### What the exercise asks
Write out the data below in full. Keep it exact.

### Records to process
▬▬▬

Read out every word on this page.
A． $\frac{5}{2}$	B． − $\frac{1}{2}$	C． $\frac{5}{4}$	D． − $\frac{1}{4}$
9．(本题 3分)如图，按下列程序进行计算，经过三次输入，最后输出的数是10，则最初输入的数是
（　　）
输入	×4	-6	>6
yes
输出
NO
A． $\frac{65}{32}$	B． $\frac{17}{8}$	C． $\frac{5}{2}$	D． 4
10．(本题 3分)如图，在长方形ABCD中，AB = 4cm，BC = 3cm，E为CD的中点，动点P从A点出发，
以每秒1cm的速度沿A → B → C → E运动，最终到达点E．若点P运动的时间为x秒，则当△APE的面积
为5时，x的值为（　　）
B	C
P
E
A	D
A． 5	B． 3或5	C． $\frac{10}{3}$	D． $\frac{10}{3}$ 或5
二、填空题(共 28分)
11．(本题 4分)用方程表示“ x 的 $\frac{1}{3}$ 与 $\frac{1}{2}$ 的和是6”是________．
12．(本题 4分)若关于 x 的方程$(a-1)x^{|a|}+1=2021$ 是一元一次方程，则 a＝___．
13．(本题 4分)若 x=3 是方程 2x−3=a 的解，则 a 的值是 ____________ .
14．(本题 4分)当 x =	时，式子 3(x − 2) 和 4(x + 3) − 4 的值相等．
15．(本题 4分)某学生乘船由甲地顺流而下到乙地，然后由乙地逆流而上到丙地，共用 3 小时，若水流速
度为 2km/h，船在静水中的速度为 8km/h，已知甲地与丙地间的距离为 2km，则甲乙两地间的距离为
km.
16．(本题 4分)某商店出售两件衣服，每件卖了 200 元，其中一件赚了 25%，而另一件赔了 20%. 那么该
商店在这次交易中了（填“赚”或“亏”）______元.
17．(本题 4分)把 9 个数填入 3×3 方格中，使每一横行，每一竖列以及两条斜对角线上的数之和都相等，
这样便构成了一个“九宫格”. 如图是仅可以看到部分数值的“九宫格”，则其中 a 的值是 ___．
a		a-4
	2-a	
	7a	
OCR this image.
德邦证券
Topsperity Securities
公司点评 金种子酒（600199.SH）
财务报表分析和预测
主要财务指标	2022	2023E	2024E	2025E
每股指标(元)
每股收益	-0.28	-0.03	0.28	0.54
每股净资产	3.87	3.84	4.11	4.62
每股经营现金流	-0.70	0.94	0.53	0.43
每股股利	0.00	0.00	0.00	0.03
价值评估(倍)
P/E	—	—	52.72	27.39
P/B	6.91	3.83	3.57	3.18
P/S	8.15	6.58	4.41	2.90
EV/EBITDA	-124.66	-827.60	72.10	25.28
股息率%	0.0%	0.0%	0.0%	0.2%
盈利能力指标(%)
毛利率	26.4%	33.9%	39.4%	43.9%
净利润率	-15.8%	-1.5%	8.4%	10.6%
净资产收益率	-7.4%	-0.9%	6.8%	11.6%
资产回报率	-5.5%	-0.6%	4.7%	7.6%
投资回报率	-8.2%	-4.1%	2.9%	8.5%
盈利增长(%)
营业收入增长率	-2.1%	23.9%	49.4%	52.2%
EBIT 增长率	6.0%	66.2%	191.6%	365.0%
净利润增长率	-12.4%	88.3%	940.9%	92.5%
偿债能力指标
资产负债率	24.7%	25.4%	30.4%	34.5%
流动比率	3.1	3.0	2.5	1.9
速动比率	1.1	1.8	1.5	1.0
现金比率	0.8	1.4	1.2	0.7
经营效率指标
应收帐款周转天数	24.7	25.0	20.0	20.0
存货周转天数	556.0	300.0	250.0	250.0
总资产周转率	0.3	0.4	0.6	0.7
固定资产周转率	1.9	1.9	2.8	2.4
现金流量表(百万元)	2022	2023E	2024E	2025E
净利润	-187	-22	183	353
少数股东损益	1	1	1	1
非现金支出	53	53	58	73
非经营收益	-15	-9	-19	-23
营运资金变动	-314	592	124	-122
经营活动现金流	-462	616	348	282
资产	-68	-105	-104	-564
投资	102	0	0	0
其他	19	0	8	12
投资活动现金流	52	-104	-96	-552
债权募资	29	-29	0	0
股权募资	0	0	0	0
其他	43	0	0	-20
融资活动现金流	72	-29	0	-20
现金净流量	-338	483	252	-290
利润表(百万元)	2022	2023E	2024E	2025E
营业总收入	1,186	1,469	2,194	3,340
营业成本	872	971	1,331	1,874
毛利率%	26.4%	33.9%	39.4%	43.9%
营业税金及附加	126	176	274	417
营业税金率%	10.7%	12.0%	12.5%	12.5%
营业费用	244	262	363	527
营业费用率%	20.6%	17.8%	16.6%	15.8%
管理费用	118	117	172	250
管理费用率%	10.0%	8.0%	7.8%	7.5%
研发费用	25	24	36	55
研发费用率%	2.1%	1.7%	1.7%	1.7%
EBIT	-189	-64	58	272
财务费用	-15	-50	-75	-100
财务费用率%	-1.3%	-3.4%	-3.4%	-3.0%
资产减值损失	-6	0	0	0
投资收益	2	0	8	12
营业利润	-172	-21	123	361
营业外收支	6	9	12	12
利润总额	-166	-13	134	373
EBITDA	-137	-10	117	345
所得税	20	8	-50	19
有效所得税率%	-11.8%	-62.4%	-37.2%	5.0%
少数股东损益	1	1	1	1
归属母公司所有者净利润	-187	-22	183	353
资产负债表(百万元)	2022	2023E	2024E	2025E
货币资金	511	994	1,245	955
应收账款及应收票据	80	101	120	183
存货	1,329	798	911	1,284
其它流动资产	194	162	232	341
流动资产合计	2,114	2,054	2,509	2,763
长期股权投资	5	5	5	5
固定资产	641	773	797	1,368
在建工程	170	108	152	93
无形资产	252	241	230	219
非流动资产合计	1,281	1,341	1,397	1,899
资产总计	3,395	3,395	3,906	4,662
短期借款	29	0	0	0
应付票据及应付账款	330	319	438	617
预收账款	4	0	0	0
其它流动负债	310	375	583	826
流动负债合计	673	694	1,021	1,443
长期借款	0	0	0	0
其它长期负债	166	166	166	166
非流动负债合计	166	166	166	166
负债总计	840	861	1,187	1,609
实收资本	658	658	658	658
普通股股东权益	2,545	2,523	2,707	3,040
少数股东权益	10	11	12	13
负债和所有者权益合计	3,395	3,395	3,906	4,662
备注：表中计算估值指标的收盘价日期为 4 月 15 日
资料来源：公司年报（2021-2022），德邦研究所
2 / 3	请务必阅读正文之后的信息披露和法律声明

▬▬▬

### Correct result
Read out every word on this page.
A． $\frac{5}{2}$	B． − $\frac{1}{2}$	C． $\frac{5}{4}$	D． − $\frac{1}{4}$
9．(本题 3分)如图，按下列程序进行计算，经过三次输入，最后输出的数是10，则最初输入的数是
（　　）
输入	×4	-6	>6
yes
输出
NO
A． $\frac{65}{32}$	B． $\frac{17}{8}$	C． $\frac{5}{2}$	D． 4
10．(本题 3分)如图，在长方形ABCD中，AB = 4cm，BC = 3cm，E为CD的中点，动点P从A点出发，
以每秒1cm的速度沿A → B → C → E运动，最终到达点E．若点P运动的时间为x秒，则当△APE的面积
为5时，x的值为（　　）
B	C
P
E
A	D
A． 5	B． 3或5	C． $\frac{10}{3}$	D． $\frac{10}{3}$ 或5
二、填空题(共 28分)
11．(本题 4分)用方程表示“ x 的 $\frac{1}{3}$ 与 $\frac{1}{2}$ 的和是6”是________．
12．(本题 4分)若关于 x 的方程$(a-1)x^{|a|}+1=2021$ 是一元一次方程，则 a＝___．
13．(本题 4分)若 x=3 是方程 2x−3=a 的解，则 a 的值是 ____________ .
14．(本题 4分)当 x =	时，式子 3(x − 2) 和 4(x + 3) − 4 的值相等．
15．(本题 4分)某学生乘船由甲地顺流而下到乙地，然后由乙地逆流而上到丙地，共用 3 小时，若水流速
度为 2km/h，船在静水中的速度为 8km/h，已知甲地与丙地间的距离为 2km，则甲乙两地间的距离为
km.
16．(本题 4分)某商店出售两件衣服，每件卖了 200 元，其中一件赚了 25%，而另一件赔了 20%. 那么该
商店在这次交易中了（填“赚”或“亏”）______元.
17．(本题 4分)把 9 个数填入 3×3 方格中，使每一横行，每一竖列以及两条斜对角线上的数之和都相等，
这样便构成了一个“九宫格”. 如图是仅可以看到部分数值的“九宫格”，则其中 a 的值是 ___．
a		a-4
	2-a	
	7a	
OCR this image.
德邦证券
Topsperity Securities
公司点评 金种子酒（600199.SH）
财务报表分析和预测
主要财务指标	2022	2023E	2024E	2025E
每股指标(元)
每股收益	-0.28	-0.03	0.28	0.54
每股净资产	3.87	3.84	4.11	4.62
每股经营现金流	-0.70	0.94	0.53	0.43
每股股利	0.00	0.00	0.00	0.03
价值评估(倍)
P/E	—	—	52.72	27.39
P/B	6.91	3.83	3.57	3.18
P/S	8.15	6.58	4.41	2.90
EV/EBITDA	-124.66	-827.60	72.10	25.28
股息率%	0.0%	0.0%	0.0%	0.2%
盈利能力指标(%)
毛利率	26.4%	33.9%	39.4%	43.9%
净利润率	-15.8%	-1.5%	8.4%	10.6%
净资产收益率	-7.4%	-0.9%	6.8%	11.6%
资产回报率	-5.5%	-0.6%	4.7%	7.6%
投资回报率	-8.2%	-4.1%	2.9%	8.5%
盈利增长(%)
营业收入增长率	-2.1%	23.9%	49.4%	52.2%
EBIT 增长率	6.0%	66.2%	191.6%	365.0%
净利润增长率	-12.4%	88.3%	940.9%	92.5%
偿债能力指标
资产负债率	24.7%	25.4%	30.4%	34.5%
流动比率	3.1	3.0	2.5	1.9
速动比率	1.1	1.8	1.5	1.0
现金比率	0.8	1.4	1.2	0.7
经营效率指标
应收帐款周转天数	24.7	25.0	20.0	20.0
存货周转天数	556.0	300.0	250.0	250.0
总资产周转率	0.3	0.4	0.6	0.7
固定资产周转率	1.9	1.9	2.8	2.4
现金流量表(百万元)	2022	2023E	2024E	2025E
净利润	-187	-22	183	353
少数股东损益	1	1	1	1
非现金支出	53	53	58	73
非经营收益	-15	-9	-19	-23
营运资金变动	-314	592	124	-122
经营活动现金流	-462	616	348	282
资产	-68	-105	-104	-564
投资	102	0	0	0
其他	19	0	8	12
投资活动现金流	52	-104	-96	-552
债权募资	29	-29	0	0
股权募资	0	0	0	0
其他	43	0	0	-20
融资活动现金流	72	-29	0	-20
现金净流量	-338	483	252	-290
利润表(百万元)	2022	2023E	2024E	2025E
营业总收入	1,186	1,469	2,194	3,340
营业成本	872	971	1,331	1,874
毛利率%	26.4%	33.9%	39.4%	43.9%
营业税金及附加	126	176	274	417
营业税金率%	10.7%	12.0%	12.5%	12.5%
营业费用	244	262	363	527
营业费用率%	20.6%	17.8%	16.6%	15.8%
管理费用	118	117	172	250
管理费用率%	10.0%	8.0%	7.8%	7.5%
研发费用	25	24	36	55
研发费用率%	2.1%	1.7%	1.7%	1.7%
EBIT	-189	-64	58	272
财务费用	-15	-50	-75	-100
财务费用率%	-1.3%	-3.4%	-3.4%	-3.0%
资产减值损失	-6	0	0	0
投资收益	2	0	8	12
营业利润	-172	-21	123	361
营业外收支	6	9	12	12
利润总额	-166	-13	134	373
EBITDA	-137	-10	117	345
所得税	20	8	-50	19
有效所得税率%	-11.8%	-62.4%	-37.2%	5.0%
少数股东损益	1	1	1	1
归属母公司所有者净利润	-187	-22	183	353
资产负债表(百万元)	2022	2023E	2024E	2025E
货币资金	511	994	1,245	955
应收账款及应收票据	80	101	120	183
存货	1,329	798	911	1,284
其它流动资产	194	162	232	341
流动资产合计	2,114	2,054	2,509	2,763
长期股权投资	5	5	5	5
固定资产	641	773	797	1,368
在建工程	170	108	152	93
无形资产	252	241	230	219
非流动资产合计	1,281	1,341	1,397	1,899
资产总计	3,395	3,395	3,906	4,662
短期借款	29	0	0	0
应付票据及应付账款	330	319	438	617
预收账款	4	0	0	0
其它流动负债	310	375	583	826
流动负债合计	673	694	1,021	1,443
长期借款	0	0	0	0
其它长期负债	166	166	166	166
非流动负债合计	166	166	166	166
负债总计	840	861	1,187	1,609
实收资本	658	658	658	658
普通股股东权益	2,545	2,523	2,707	3,040
少数股东权益	10	11	12	13
负债和所有者权益合计	3,395	3,395	3,906	4,662
备注：表中计算估值指标的收盘价日期为 4 月 15 日
资料来源：公司年报（2021-2022），德邦研究所
2 / 3	请务必阅读正文之后的信息披露和法律声明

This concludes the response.